-- START RECORDS SHOWN --

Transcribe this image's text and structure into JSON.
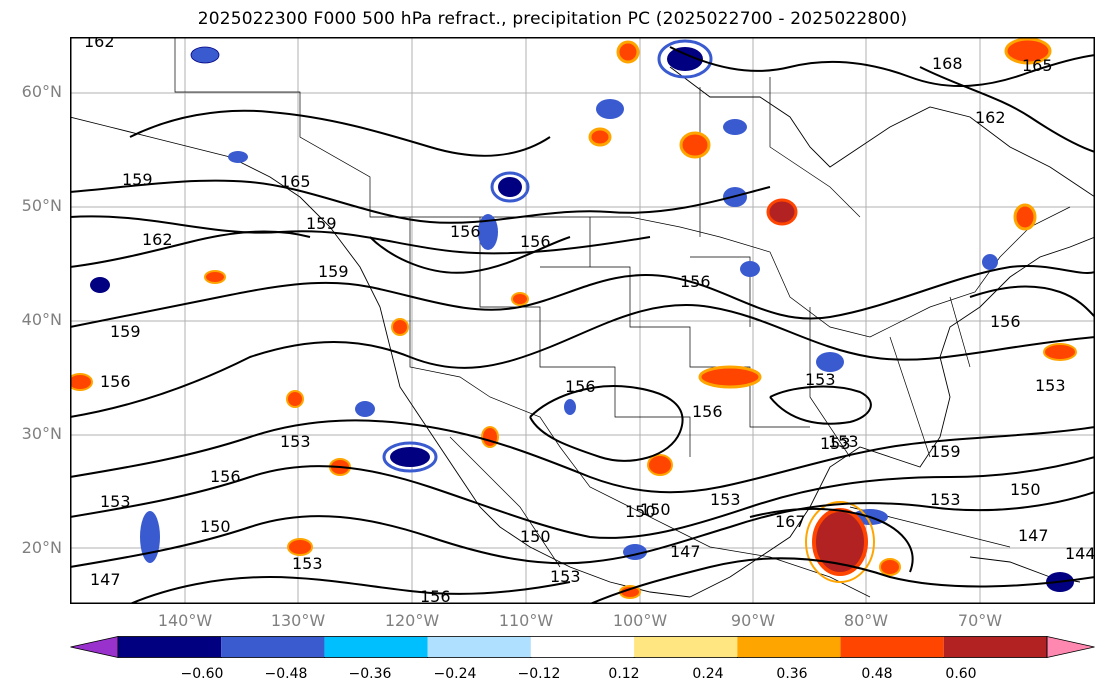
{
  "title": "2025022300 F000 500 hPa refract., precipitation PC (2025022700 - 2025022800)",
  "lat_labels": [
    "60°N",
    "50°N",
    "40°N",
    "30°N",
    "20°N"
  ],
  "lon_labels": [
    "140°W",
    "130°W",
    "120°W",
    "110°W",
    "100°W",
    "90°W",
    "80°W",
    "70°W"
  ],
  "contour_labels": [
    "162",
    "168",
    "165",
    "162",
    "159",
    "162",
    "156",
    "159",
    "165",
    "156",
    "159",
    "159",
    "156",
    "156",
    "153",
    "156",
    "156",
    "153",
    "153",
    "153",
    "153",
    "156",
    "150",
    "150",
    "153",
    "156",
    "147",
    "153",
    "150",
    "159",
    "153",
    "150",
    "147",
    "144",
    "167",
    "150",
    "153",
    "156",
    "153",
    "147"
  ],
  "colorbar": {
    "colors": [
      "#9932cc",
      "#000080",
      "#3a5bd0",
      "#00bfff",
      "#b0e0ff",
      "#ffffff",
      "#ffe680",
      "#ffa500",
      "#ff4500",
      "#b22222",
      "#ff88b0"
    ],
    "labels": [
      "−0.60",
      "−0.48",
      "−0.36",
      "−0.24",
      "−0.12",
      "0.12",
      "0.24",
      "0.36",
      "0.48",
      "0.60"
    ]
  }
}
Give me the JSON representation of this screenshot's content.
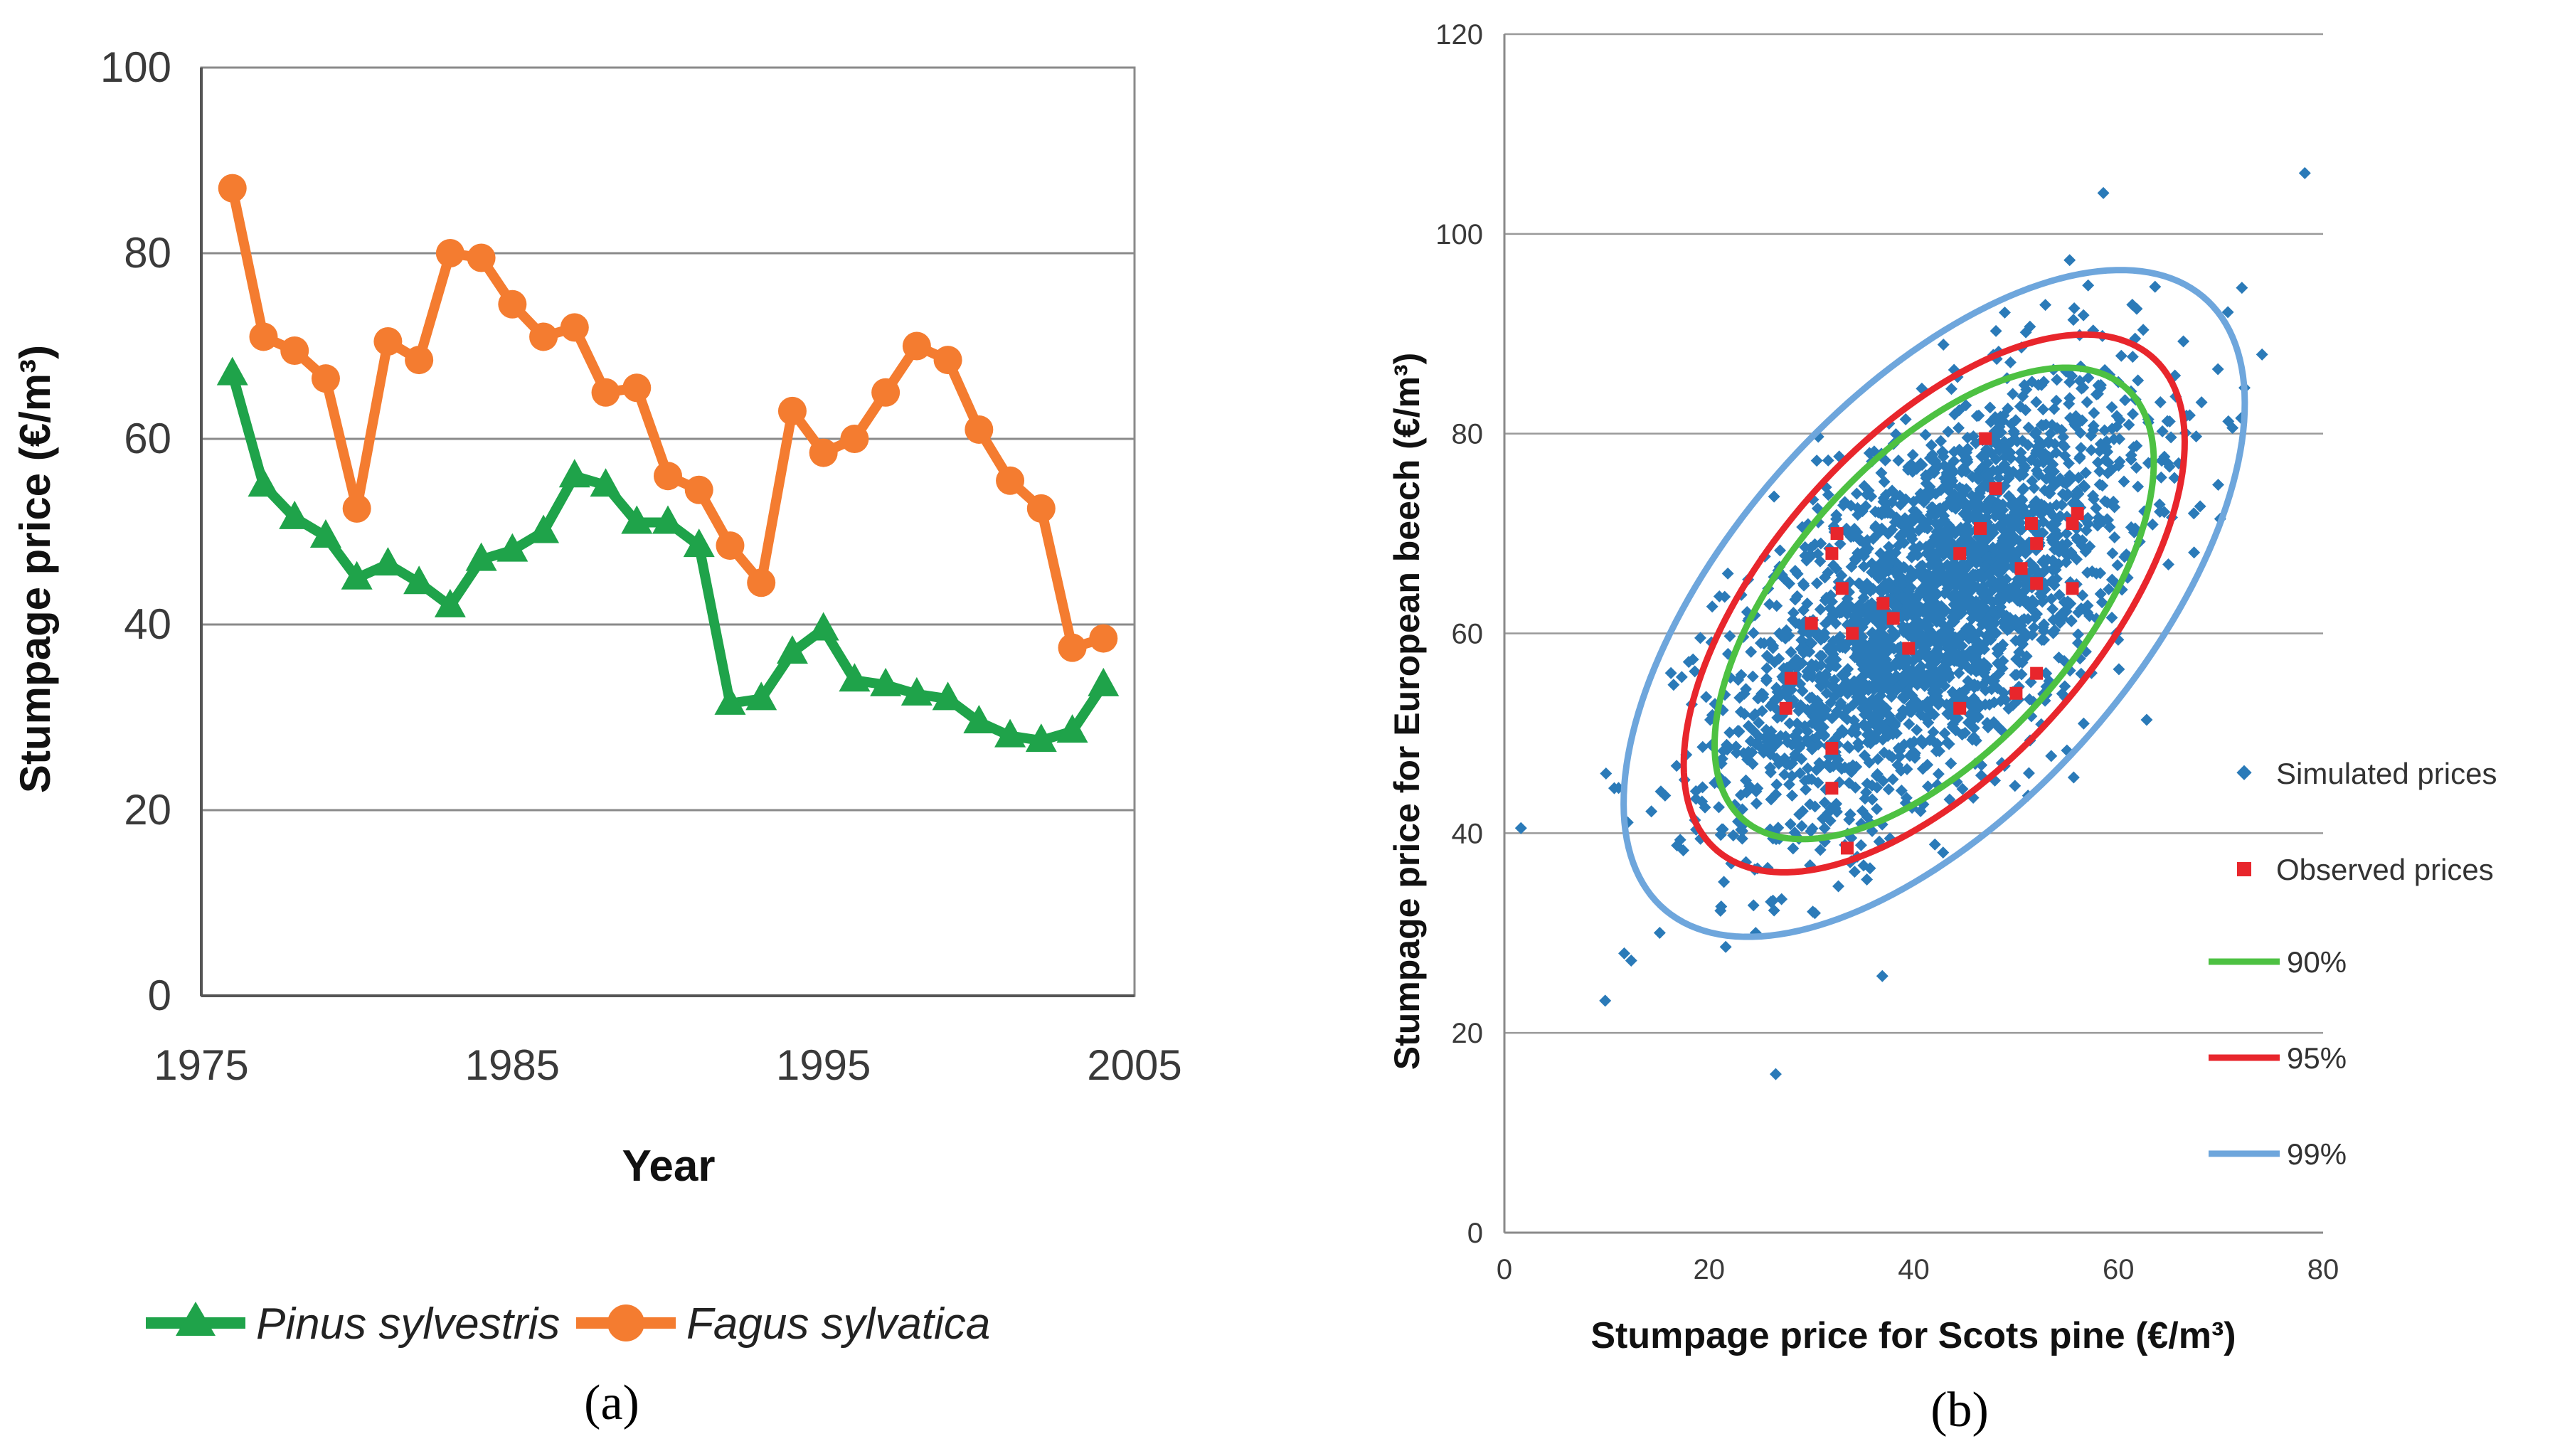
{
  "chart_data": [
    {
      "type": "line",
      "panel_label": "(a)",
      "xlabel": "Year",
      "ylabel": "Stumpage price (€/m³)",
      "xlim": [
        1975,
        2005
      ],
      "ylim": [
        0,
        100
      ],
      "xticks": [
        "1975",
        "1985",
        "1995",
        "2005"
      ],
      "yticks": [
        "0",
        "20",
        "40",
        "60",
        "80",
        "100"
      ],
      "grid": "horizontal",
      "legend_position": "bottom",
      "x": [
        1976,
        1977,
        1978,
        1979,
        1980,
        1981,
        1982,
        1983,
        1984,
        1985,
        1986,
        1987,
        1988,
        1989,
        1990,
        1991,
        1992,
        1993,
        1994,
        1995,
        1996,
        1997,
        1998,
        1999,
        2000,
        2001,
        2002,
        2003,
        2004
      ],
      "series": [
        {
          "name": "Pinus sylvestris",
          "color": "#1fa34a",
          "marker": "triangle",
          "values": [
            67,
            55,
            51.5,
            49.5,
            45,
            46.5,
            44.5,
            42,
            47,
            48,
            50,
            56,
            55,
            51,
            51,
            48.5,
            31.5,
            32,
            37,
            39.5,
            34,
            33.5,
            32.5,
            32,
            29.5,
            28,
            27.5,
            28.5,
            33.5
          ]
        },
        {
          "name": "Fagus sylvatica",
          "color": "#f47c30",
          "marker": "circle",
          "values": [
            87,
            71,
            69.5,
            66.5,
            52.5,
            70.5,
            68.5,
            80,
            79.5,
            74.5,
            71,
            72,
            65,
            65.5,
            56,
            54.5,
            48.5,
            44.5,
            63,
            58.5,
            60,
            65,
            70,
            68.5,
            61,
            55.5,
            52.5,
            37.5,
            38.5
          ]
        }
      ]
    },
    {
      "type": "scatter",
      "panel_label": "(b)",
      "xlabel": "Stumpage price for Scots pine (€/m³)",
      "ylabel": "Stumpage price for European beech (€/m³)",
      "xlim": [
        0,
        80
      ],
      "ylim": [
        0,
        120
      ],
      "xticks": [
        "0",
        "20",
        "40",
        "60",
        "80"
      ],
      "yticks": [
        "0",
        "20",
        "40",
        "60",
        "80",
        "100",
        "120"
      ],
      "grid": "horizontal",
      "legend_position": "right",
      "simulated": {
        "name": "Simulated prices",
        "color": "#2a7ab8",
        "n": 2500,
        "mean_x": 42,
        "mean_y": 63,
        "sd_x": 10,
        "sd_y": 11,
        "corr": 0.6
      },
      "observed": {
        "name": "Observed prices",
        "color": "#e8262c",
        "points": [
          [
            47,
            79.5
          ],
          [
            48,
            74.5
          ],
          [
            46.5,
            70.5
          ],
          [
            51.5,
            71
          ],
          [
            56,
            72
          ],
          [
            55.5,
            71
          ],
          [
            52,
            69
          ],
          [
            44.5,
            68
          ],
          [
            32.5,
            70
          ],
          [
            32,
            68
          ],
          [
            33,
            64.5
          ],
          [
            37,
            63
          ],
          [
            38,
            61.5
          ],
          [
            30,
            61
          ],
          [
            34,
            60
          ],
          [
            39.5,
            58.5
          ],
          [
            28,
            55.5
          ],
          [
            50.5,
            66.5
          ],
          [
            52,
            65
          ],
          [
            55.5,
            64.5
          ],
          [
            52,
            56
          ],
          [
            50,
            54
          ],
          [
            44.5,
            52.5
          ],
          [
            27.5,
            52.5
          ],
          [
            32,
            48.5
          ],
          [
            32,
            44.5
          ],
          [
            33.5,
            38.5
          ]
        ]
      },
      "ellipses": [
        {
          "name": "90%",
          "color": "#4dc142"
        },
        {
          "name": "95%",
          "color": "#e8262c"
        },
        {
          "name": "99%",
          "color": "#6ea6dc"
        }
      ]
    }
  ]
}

-- END RECORDS SHOWN --

* WORK TO BE COMPLETED: All preceding records should be duplicated verbatim, images excepted.

* ANSWER IN FULL:
Transcribe this image's text and structure into JSON.
{
  "title": "2025022300 F000 500 hPa refract., precipitation PC (2025022700 - 2025022800)",
  "lat_labels": [
    "60°N",
    "50°N",
    "40°N",
    "30°N",
    "20°N"
  ],
  "lon_labels": [
    "140°W",
    "130°W",
    "120°W",
    "110°W",
    "100°W",
    "90°W",
    "80°W",
    "70°W"
  ],
  "contour_labels": [
    "162",
    "168",
    "165",
    "162",
    "159",
    "162",
    "156",
    "159",
    "165",
    "156",
    "159",
    "159",
    "156",
    "156",
    "153",
    "156",
    "156",
    "153",
    "153",
    "153",
    "153",
    "156",
    "150",
    "150",
    "153",
    "156",
    "147",
    "153",
    "150",
    "159",
    "153",
    "150",
    "147",
    "144",
    "167",
    "150",
    "153",
    "156",
    "153",
    "147"
  ],
  "colorbar": {
    "colors": [
      "#9932cc",
      "#000080",
      "#3a5bd0",
      "#00bfff",
      "#b0e0ff",
      "#ffffff",
      "#ffe680",
      "#ffa500",
      "#ff4500",
      "#b22222",
      "#ff88b0"
    ],
    "labels": [
      "−0.60",
      "−0.48",
      "−0.36",
      "−0.24",
      "−0.12",
      "0.12",
      "0.24",
      "0.36",
      "0.48",
      "0.60"
    ]
  }
}
Give me the JSON representation of this screenshot's content.
{
  "chart_data": [
    {
      "type": "line",
      "panel_label": "(a)",
      "xlabel": "Year",
      "ylabel": "Stumpage price (€/m³)",
      "xlim": [
        1975,
        2005
      ],
      "ylim": [
        0,
        100
      ],
      "xticks": [
        "1975",
        "1985",
        "1995",
        "2005"
      ],
      "yticks": [
        "0",
        "20",
        "40",
        "60",
        "80",
        "100"
      ],
      "grid": "horizontal",
      "legend_position": "bottom",
      "x": [
        1976,
        1977,
        1978,
        1979,
        1980,
        1981,
        1982,
        1983,
        1984,
        1985,
        1986,
        1987,
        1988,
        1989,
        1990,
        1991,
        1992,
        1993,
        1994,
        1995,
        1996,
        1997,
        1998,
        1999,
        2000,
        2001,
        2002,
        2003,
        2004
      ],
      "series": [
        {
          "name": "Pinus sylvestris",
          "color": "#1fa34a",
          "marker": "triangle",
          "values": [
            67,
            55,
            51.5,
            49.5,
            45,
            46.5,
            44.5,
            42,
            47,
            48,
            50,
            56,
            55,
            51,
            51,
            48.5,
            31.5,
            32,
            37,
            39.5,
            34,
            33.5,
            32.5,
            32,
            29.5,
            28,
            27.5,
            28.5,
            33.5
          ]
        },
        {
          "name": "Fagus sylvatica",
          "color": "#f47c30",
          "marker": "circle",
          "values": [
            87,
            71,
            69.5,
            66.5,
            52.5,
            70.5,
            68.5,
            80,
            79.5,
            74.5,
            71,
            72,
            65,
            65.5,
            56,
            54.5,
            48.5,
            44.5,
            63,
            58.5,
            60,
            65,
            70,
            68.5,
            61,
            55.5,
            52.5,
            37.5,
            38.5
          ]
        }
      ]
    },
    {
      "type": "scatter",
      "panel_label": "(b)",
      "xlabel": "Stumpage price for Scots pine (€/m³)",
      "ylabel": "Stumpage price for European beech (€/m³)",
      "xlim": [
        0,
        80
      ],
      "ylim": [
        0,
        120
      ],
      "xticks": [
        "0",
        "20",
        "40",
        "60",
        "80"
      ],
      "yticks": [
        "0",
        "20",
        "40",
        "60",
        "80",
        "100",
        "120"
      ],
      "grid": "horizontal",
      "legend_position": "right",
      "simulated": {
        "name": "Simulated prices",
        "color": "#2a7ab8",
        "n": 2500,
        "mean_x": 42,
        "mean_y": 63,
        "sd_x": 10,
        "sd_y": 11,
        "corr": 0.6
      },
      "observed": {
        "name": "Observed prices",
        "color": "#e8262c",
        "points": [
          [
            47,
            79.5
          ],
          [
            48,
            74.5
          ],
          [
            46.5,
            70.5
          ],
          [
            51.5,
            71
          ],
          [
            56,
            72
          ],
          [
            55.5,
            71
          ],
          [
            52,
            69
          ],
          [
            44.5,
            68
          ],
          [
            32.5,
            70
          ],
          [
            32,
            68
          ],
          [
            33,
            64.5
          ],
          [
            37,
            63
          ],
          [
            38,
            61.5
          ],
          [
            30,
            61
          ],
          [
            34,
            60
          ],
          [
            39.5,
            58.5
          ],
          [
            28,
            55.5
          ],
          [
            50.5,
            66.5
          ],
          [
            52,
            65
          ],
          [
            55.5,
            64.5
          ],
          [
            52,
            56
          ],
          [
            50,
            54
          ],
          [
            44.5,
            52.5
          ],
          [
            27.5,
            52.5
          ],
          [
            32,
            48.5
          ],
          [
            32,
            44.5
          ],
          [
            33.5,
            38.5
          ]
        ]
      },
      "ellipses": [
        {
          "name": "90%",
          "color": "#4dc142"
        },
        {
          "name": "95%",
          "color": "#e8262c"
        },
        {
          "name": "99%",
          "color": "#6ea6dc"
        }
      ]
    }
  ]
}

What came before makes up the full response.